What needs to be done: Gather all lines containing the string "this" and copy them out.

Some records
===============

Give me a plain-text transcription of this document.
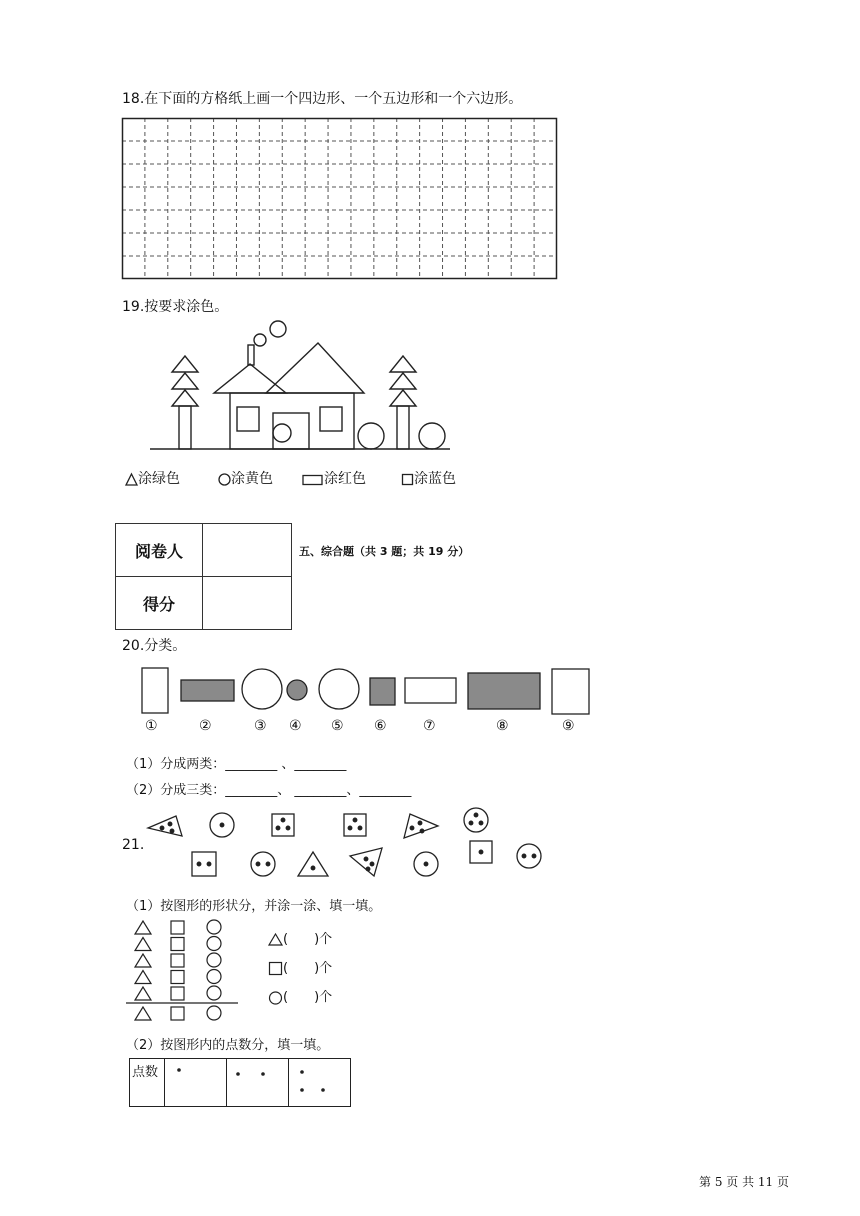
18.在下面的方格纸上画一个四边形、一个五边形和一个六边形。
19.按要求涂色。
涂绿色	涂黄色	涂红色	涂蓝色
阅卷人	
得分	
五、综合题（共 3 题；共 19 分）
20.分类。
①	②	③ ④ ⑤ ⑥	⑦	⑧	⑨
（1）分成两类：________ 、________
（2）分成三类：________、 ________、________
21.
（1）按图形的形状分，并涂一涂、填一填。
(　　)个
(　　)个
(　　)个
（2）按图形内的点数分，填一填。
点数	

第 5 页 共 11 页
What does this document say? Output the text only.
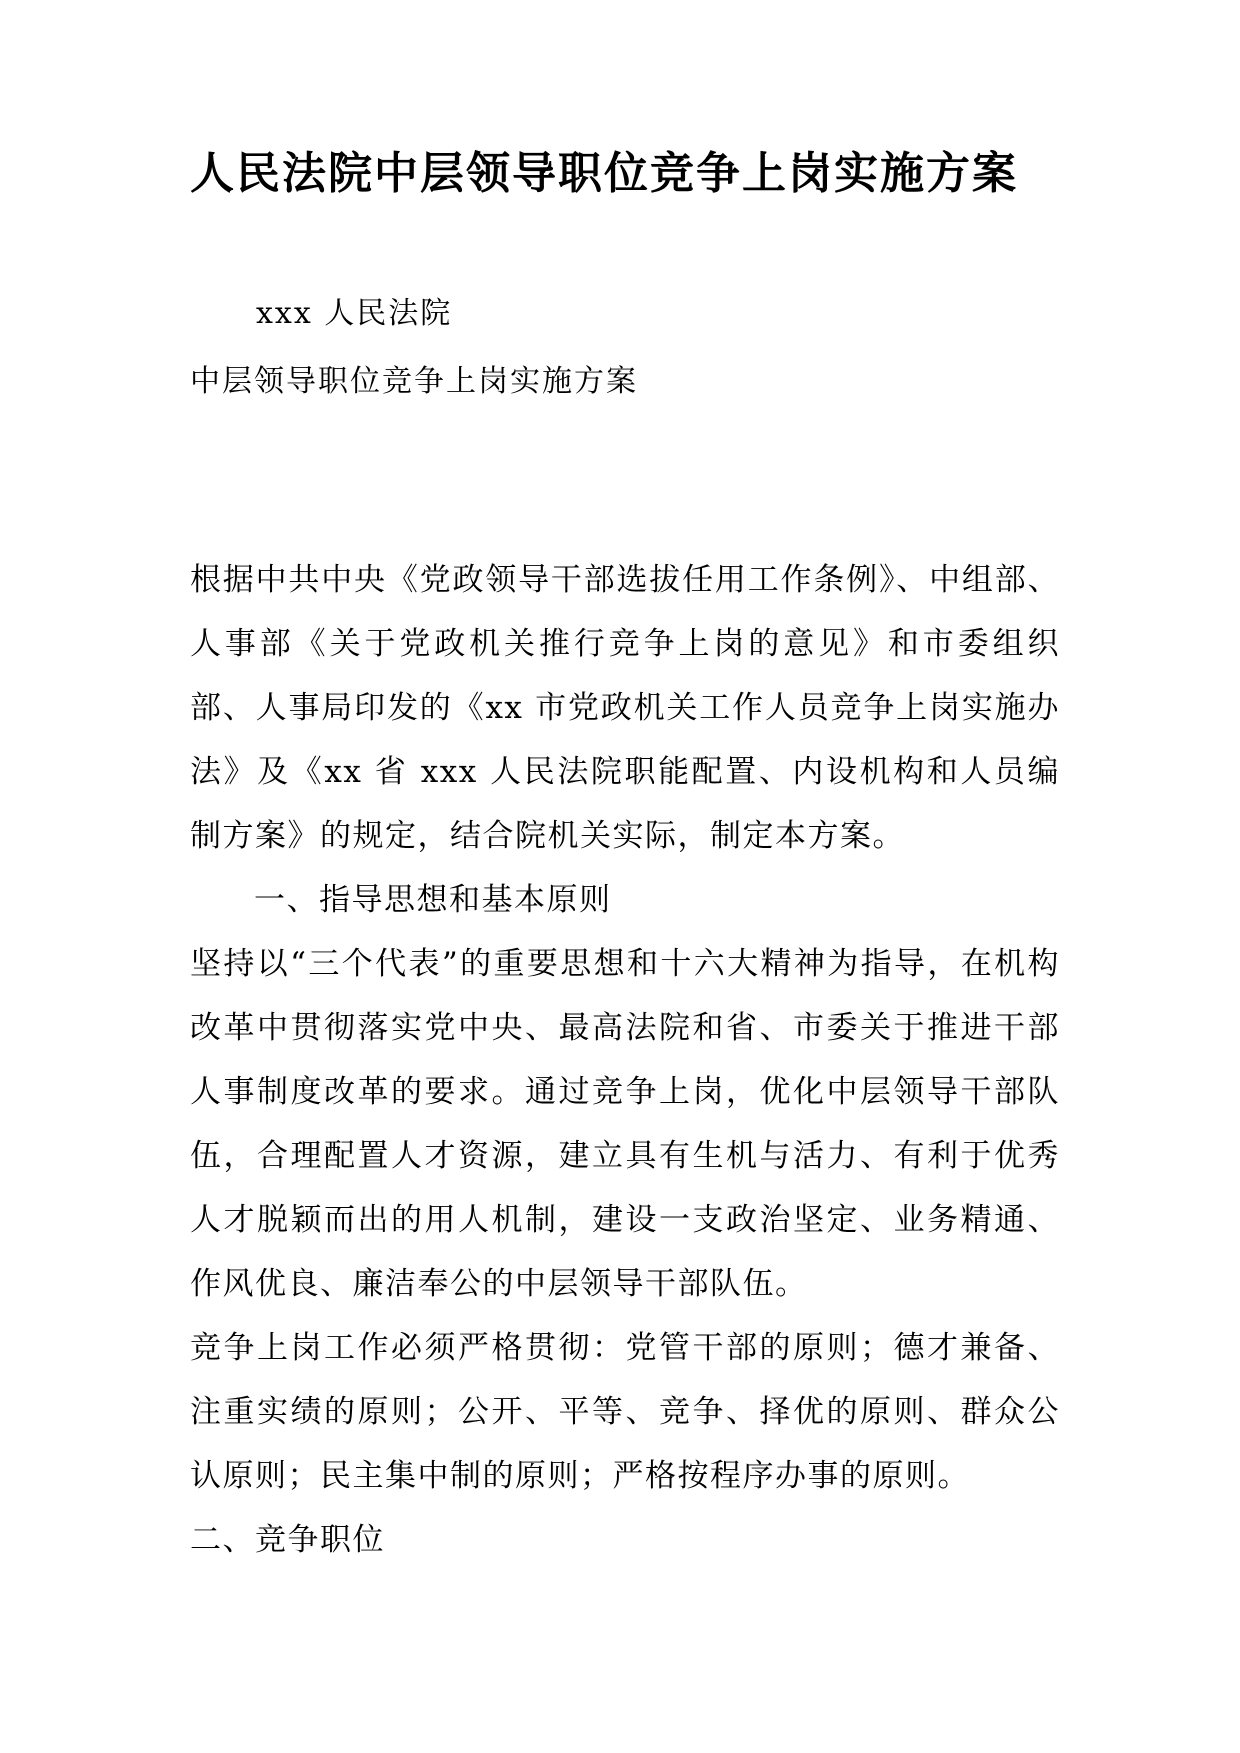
人民法院中层领导职位竞争上岗实施方案
xxx 人民法院
中层领导职位竞争上岗实施方案

根据中共中央《党政领导干部选拔任用工作条例》、中组部、人事部《关于党政机关推行竞争上岗的意见》和市委组织部、人事局印发的《xx 市党政机关工作人员竞争上岗实施办法》及《xx 省 xxx 人民法院职能配置、内设机构和人员编制方案》的规定，结合院机关实际，制定本方案。

一、指导思想和基本原则

坚持以“三个代表”的重要思想和十六大精神为指导，在机构改革中贯彻落实党中央、最高法院和省、市委关于推进干部人事制度改革的要求。通过竞争上岗，优化中层领导干部队伍，合理配置人才资源，建立具有生机与活力、有利于优秀人才脱颖而出的用人机制，建设一支政治坚定、业务精通、作风优良、廉洁奉公的中层领导干部队伍。

竞争上岗工作必须严格贯彻：党管干部的原则；德才兼备、注重实绩的原则；公开、平等、竞争、择优的原则、群众公认原则；民主集中制的原则；严格按程序办事的原则。

二、竞争职位
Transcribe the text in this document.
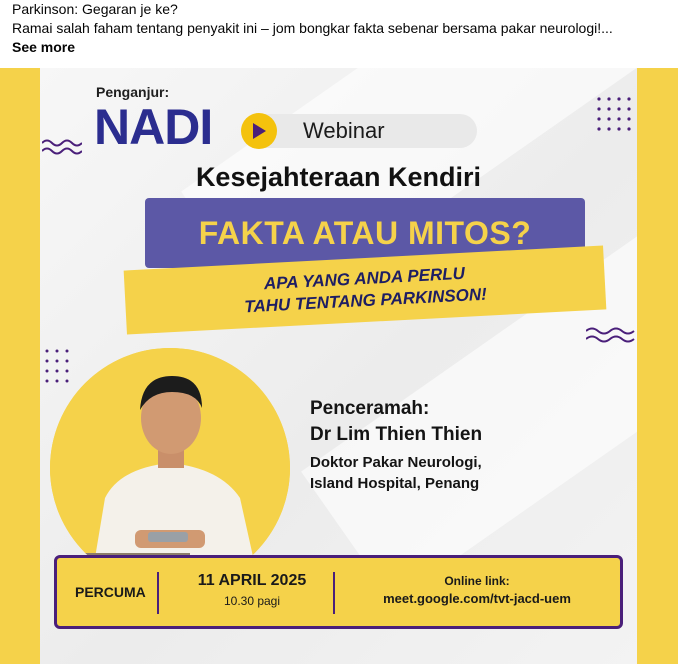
Parkinson: Gegaran je ke?
Ramai salah faham tentang penyakit ini – jom bongkar fakta sebenar bersama pakar neurologi!...
See more
Penganjur:
NADI	Webinar
Kesejahteraan Kendiri
FAKTA ATAU MITOS?
APA YANG ANDA PERLU
TAHU TENTANG PARKINSON!
Penceramah:
Dr Lim Thien Thien
Doktor Pakar Neurologi,
Island Hospital, Penang
PERCUMA
11 APRIL 2025
10.30 pagi
Online link:
meet.google.com/tvt-jacd-uem
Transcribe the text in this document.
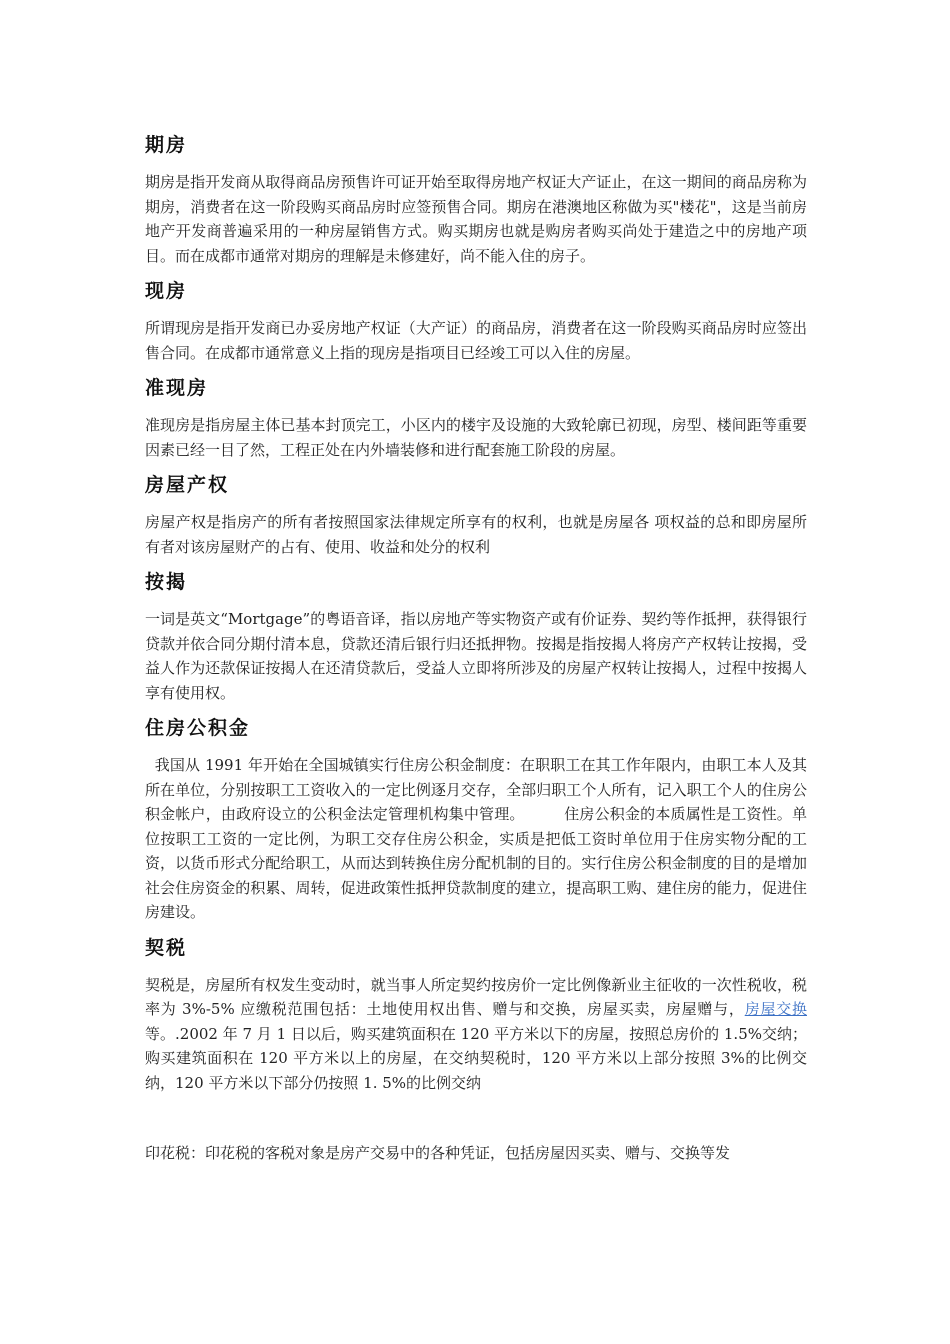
期房

期房是指开发商从取得商品房预售许可证开始至取得房地产权证大产证止，在这一期间的商品房称为期房，消费者在这一阶段购买商品房时应签预售合同。期房在港澳地区称做为买"楼花"，这是当前房地产开发商普遍采用的一种房屋销售方式。购买期房也就是购房者购买尚处于建造之中的房地产项目。而在成都市通常对期房的理解是未修建好，尚不能入住的房子。

现房

所谓现房是指开发商已办妥房地产权证（大产证）的商品房，消费者在这一阶段购买商品房时应签出售合同。在成都市通常意义上指的现房是指项目已经竣工可以入住的房屋。

准现房

准现房是指房屋主体已基本封顶完工，小区内的楼宇及设施的大致轮廓已初现，房型、楼间距等重要因素已经一目了然，工程正处在内外墙装修和进行配套施工阶段的房屋。

房屋产权

房屋产权是指房产的所有者按照国家法律规定所享有的权利，也就是房屋各 项权益的总和即房屋所有者对该房屋财产的占有、使用、收益和处分的权利

按揭

一词是英文“Mortgage”的粤语音译，指以房地产等实物资产或有价证券、契约等作抵押，获得银行贷款并依合同分期付清本息，贷款还清后银行归还抵押物。按揭是指按揭人将房产产权转让按揭，受益人作为还款保证按揭人在还清贷款后，受益人立即将所涉及的房屋产权转让按揭人，过程中按揭人享有使用权。

住房公积金

我国从 1991 年开始在全国城镇实行住房公积金制度：在职职工在其工作年限内，由职工本人及其所在单位，分别按职工工资收入的一定比例逐月交存，全部归职工个人所有，记入职工个人的住房公积金帐户，由政府设立的公积金法定管理机构集中管理。        住房公积金的本质属性是工资性。单位按职工工资的一定比例，为职工交存住房公积金，实质是把低工资时单位用于住房实物分配的工资，以货币形式分配给职工，从而达到转换住房分配机制的目的。实行住房公积金制度的目的是增加社会住房资金的积累、周转，促进政策性抵押贷款制度的建立，提高职工购、建住房的能力，促进住房建设。

契税

契税是，房屋所有权发生变动时，就当事人所定契约按房价一定比例像新业主征收的一次性税收，税率为 3%-5% 应缴税范围包括：土地使用权出售、赠与和交换，房屋买卖，房屋赠与，房屋交换等。.2002 年 7 月 1 日以后，购买建筑面积在 120 平方米以下的房屋，按照总房价的 1.5%交纳；购买建筑面积在 120 平方米以上的房屋，在交纳契税时，120 平方米以上部分按照 3%的比例交纳，120 平方米以下部分仍按照 1. 5%的比例交纳

印花税：印花税的客税对象是房产交易中的各种凭证，包括房屋因买卖、赠与、交换等发
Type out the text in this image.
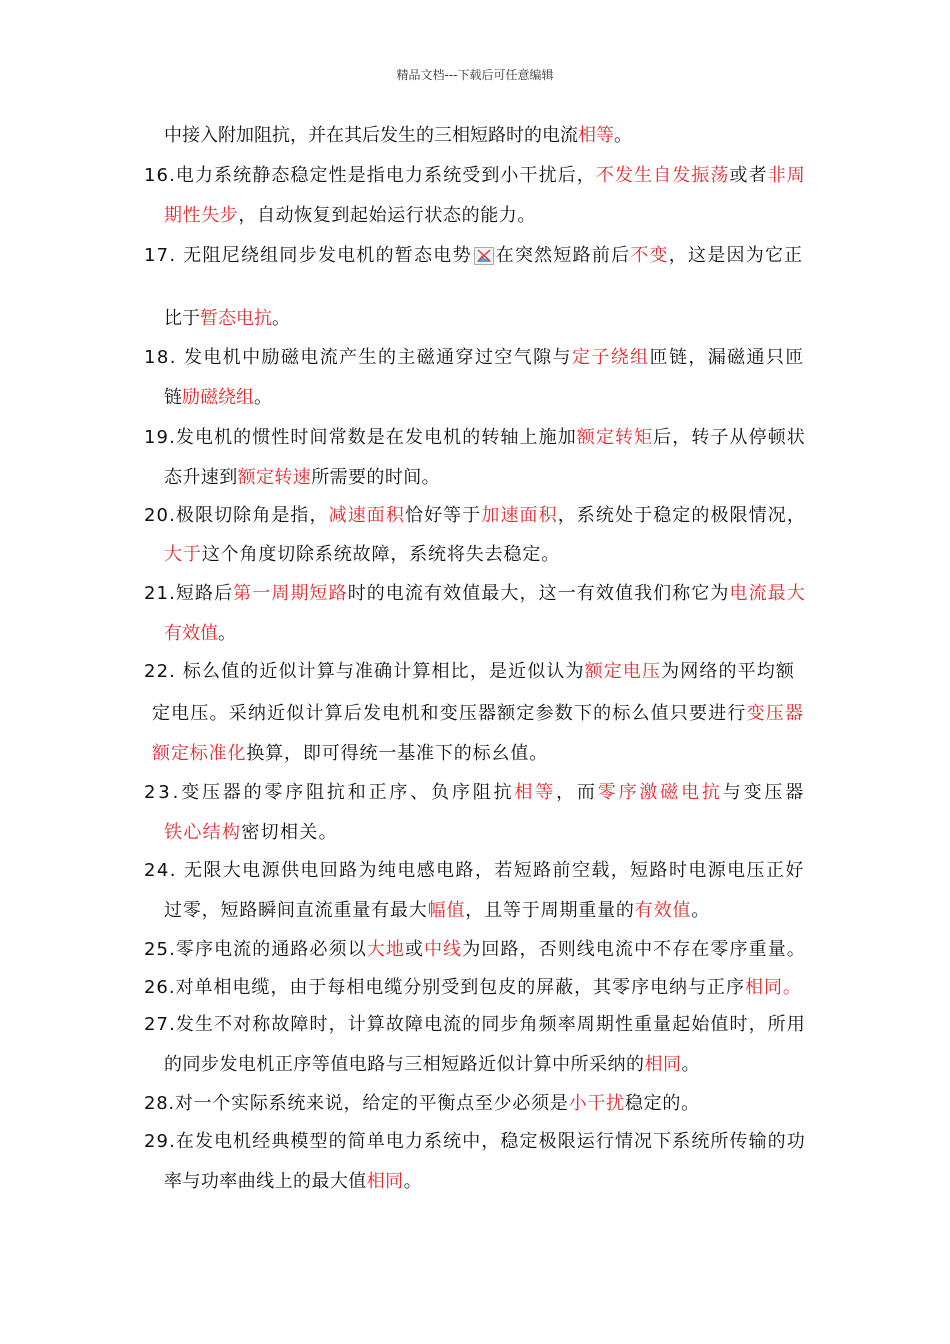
精品文档---下载后可任意编辑
中接入附加阻抗，并在其后发生的三相短路时的电流相等。
16.电力系统静态稳定性是指电力系统受到小干扰后，不发生自发振荡或者非周
期性失步，自动恢复到起始运行状态的能力。
17. 无阻尼绕组同步发电机的暂态电势 在突然短路前后不变，这是因为它正
比于暂态电抗。
18. 发电机中励磁电流产生的主磁通穿过空气隙与定子绕组匝链，漏磁通只匝
链励磁绕组。
19.发电机的惯性时间常数是在发电机的转轴上施加额定转矩后，转子从停顿状
态升速到额定转速所需要的时间。
20.极限切除角是指，减速面积恰好等于加速面积，系统处于稳定的极限情况，
大于这个角度切除系统故障，系统将失去稳定。
21.短路后第一周期短路时的电流有效值最大，这一有效值我们称它为电流最大
有效值。
22. 标么值的近似计算与准确计算相比，是近似认为额定电压为网络的平均额
定电压。采纳近似计算后发电机和变压器额定参数下的标么值只要进行变压器
额定标准化换算，即可得统一基准下的标幺值。
23.变压器的零序阻抗和正序、负序阻抗相等，而零序激磁电抗与变压器
铁心结构密切相关。
24. 无限大电源供电回路为纯电感电路，若短路前空载，短路时电源电压正好
过零，短路瞬间直流重量有最大幅值，且等于周期重量的有效值。
25.零序电流的通路必须以大地或中线为回路，否则线电流中不存在零序重量。
26.对单相电缆，由于每相电缆分别受到包皮的屏蔽，其零序电纳与正序相同。
27.发生不对称故障时，计算故障电流的同步角频率周期性重量起始值时，所用
的同步发电机正序等值电路与三相短路近似计算中所采纳的相同。
28.对一个实际系统来说，给定的平衡点至少必须是小干扰稳定的。
29.在发电机经典模型的简单电力系统中，稳定极限运行情况下系统所传输的功
率与功率曲线上的最大值相同。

===============

Finished answer:
Give me a plain-text transcription of this document.
What does this document say? Output the text only.
Transcribe the text in this document.
Transcribe the text in this document.
Type out the text in this image.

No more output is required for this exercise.